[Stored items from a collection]
################
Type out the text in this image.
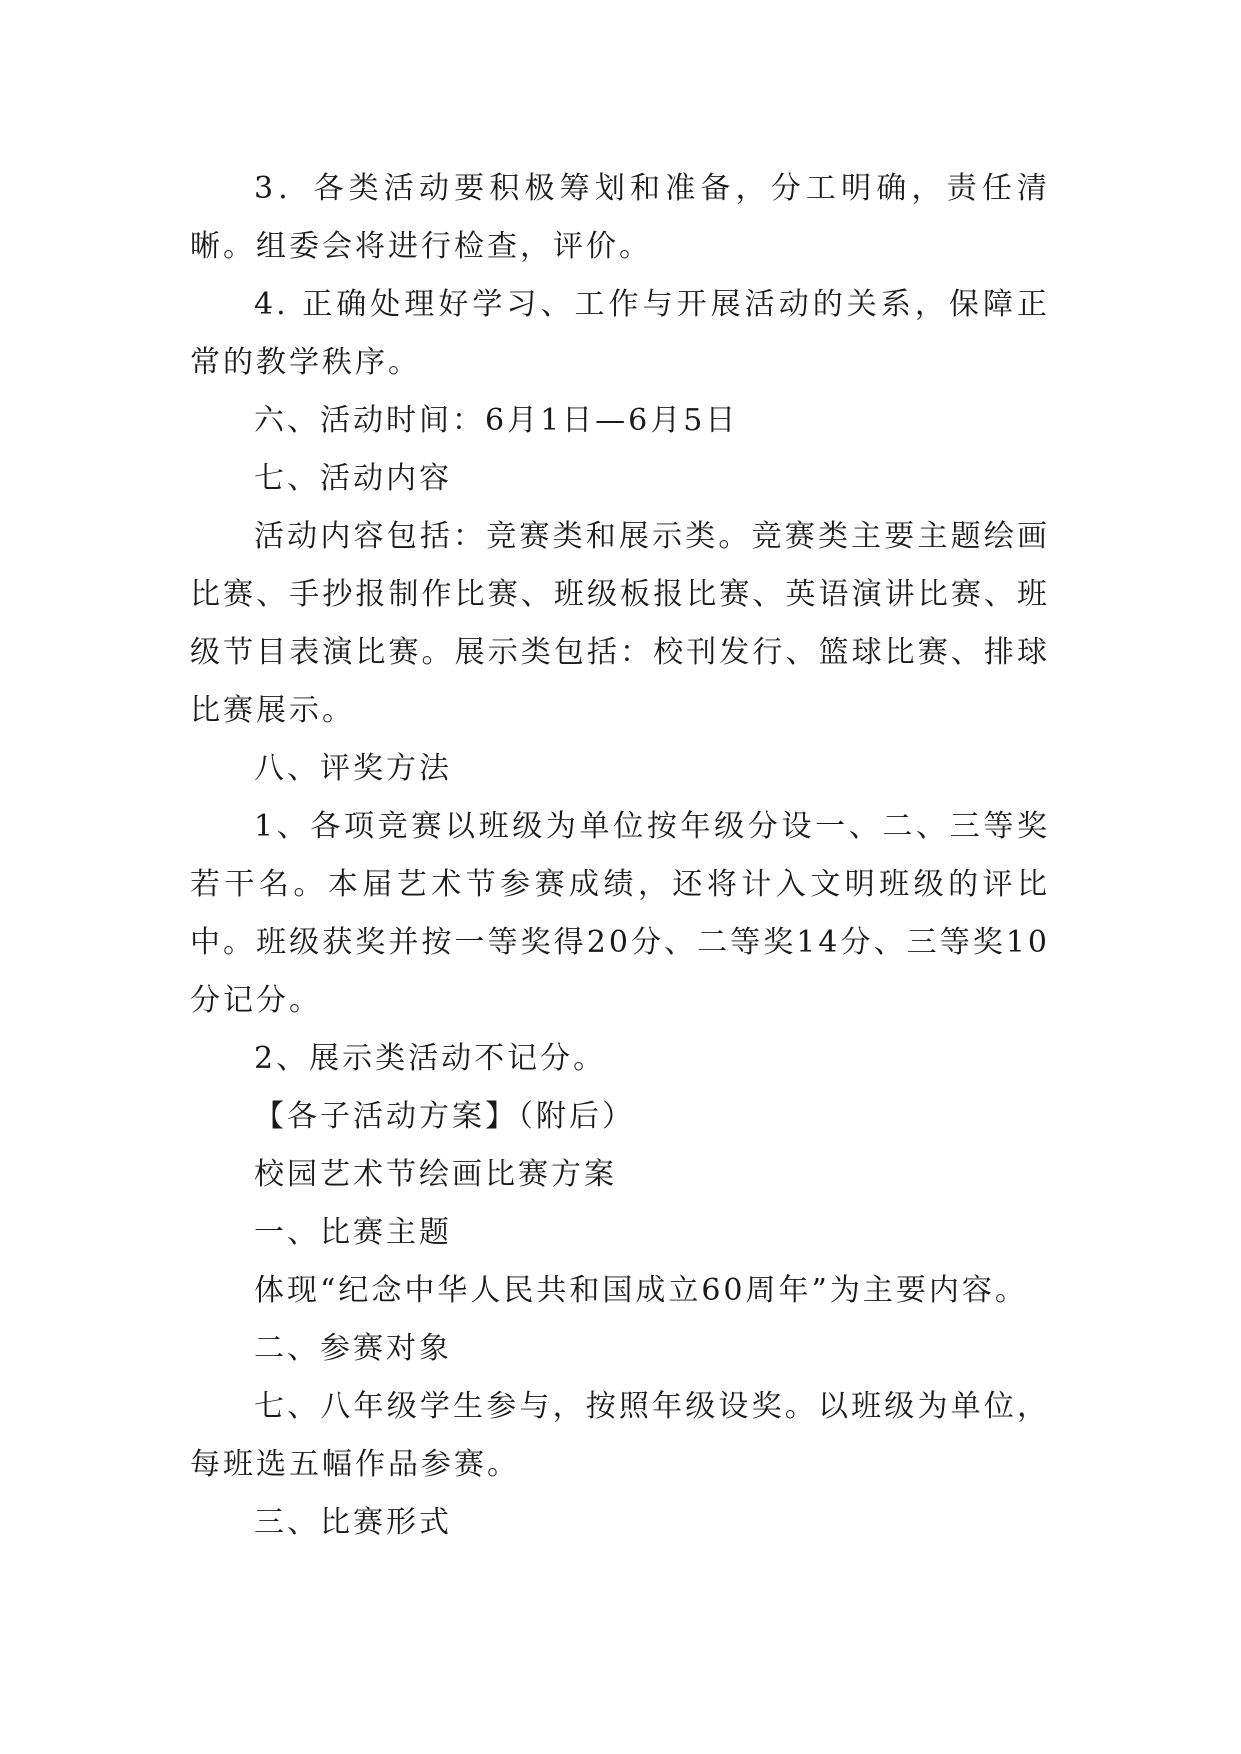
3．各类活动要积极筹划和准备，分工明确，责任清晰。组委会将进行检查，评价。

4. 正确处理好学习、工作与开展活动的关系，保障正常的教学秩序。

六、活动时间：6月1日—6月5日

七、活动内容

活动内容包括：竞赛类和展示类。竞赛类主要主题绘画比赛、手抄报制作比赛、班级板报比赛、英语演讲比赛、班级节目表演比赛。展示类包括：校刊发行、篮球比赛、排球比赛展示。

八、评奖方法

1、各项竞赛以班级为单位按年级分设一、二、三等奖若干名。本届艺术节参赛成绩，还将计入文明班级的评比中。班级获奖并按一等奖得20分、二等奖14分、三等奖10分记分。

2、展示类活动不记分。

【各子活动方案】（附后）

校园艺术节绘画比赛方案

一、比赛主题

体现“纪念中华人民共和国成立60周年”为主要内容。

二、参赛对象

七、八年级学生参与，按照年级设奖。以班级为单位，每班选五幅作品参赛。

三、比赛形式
################
Task goal — Repeat the material verbatim. Do not carry over any picture.

Worked solution —
Type out the text in this image.
3．各类活动要积极筹划和准备，分工明确，责任清晰。组委会将进行检查，评价。

4. 正确处理好学习、工作与开展活动的关系，保障正常的教学秩序。

六、活动时间：6月1日—6月5日

七、活动内容

活动内容包括：竞赛类和展示类。竞赛类主要主题绘画比赛、手抄报制作比赛、班级板报比赛、英语演讲比赛、班级节目表演比赛。展示类包括：校刊发行、篮球比赛、排球比赛展示。

八、评奖方法

1、各项竞赛以班级为单位按年级分设一、二、三等奖若干名。本届艺术节参赛成绩，还将计入文明班级的评比中。班级获奖并按一等奖得20分、二等奖14分、三等奖10分记分。

2、展示类活动不记分。

【各子活动方案】（附后）

校园艺术节绘画比赛方案

一、比赛主题

体现“纪念中华人民共和国成立60周年”为主要内容。

二、参赛对象

七、八年级学生参与，按照年级设奖。以班级为单位，每班选五幅作品参赛。

三、比赛形式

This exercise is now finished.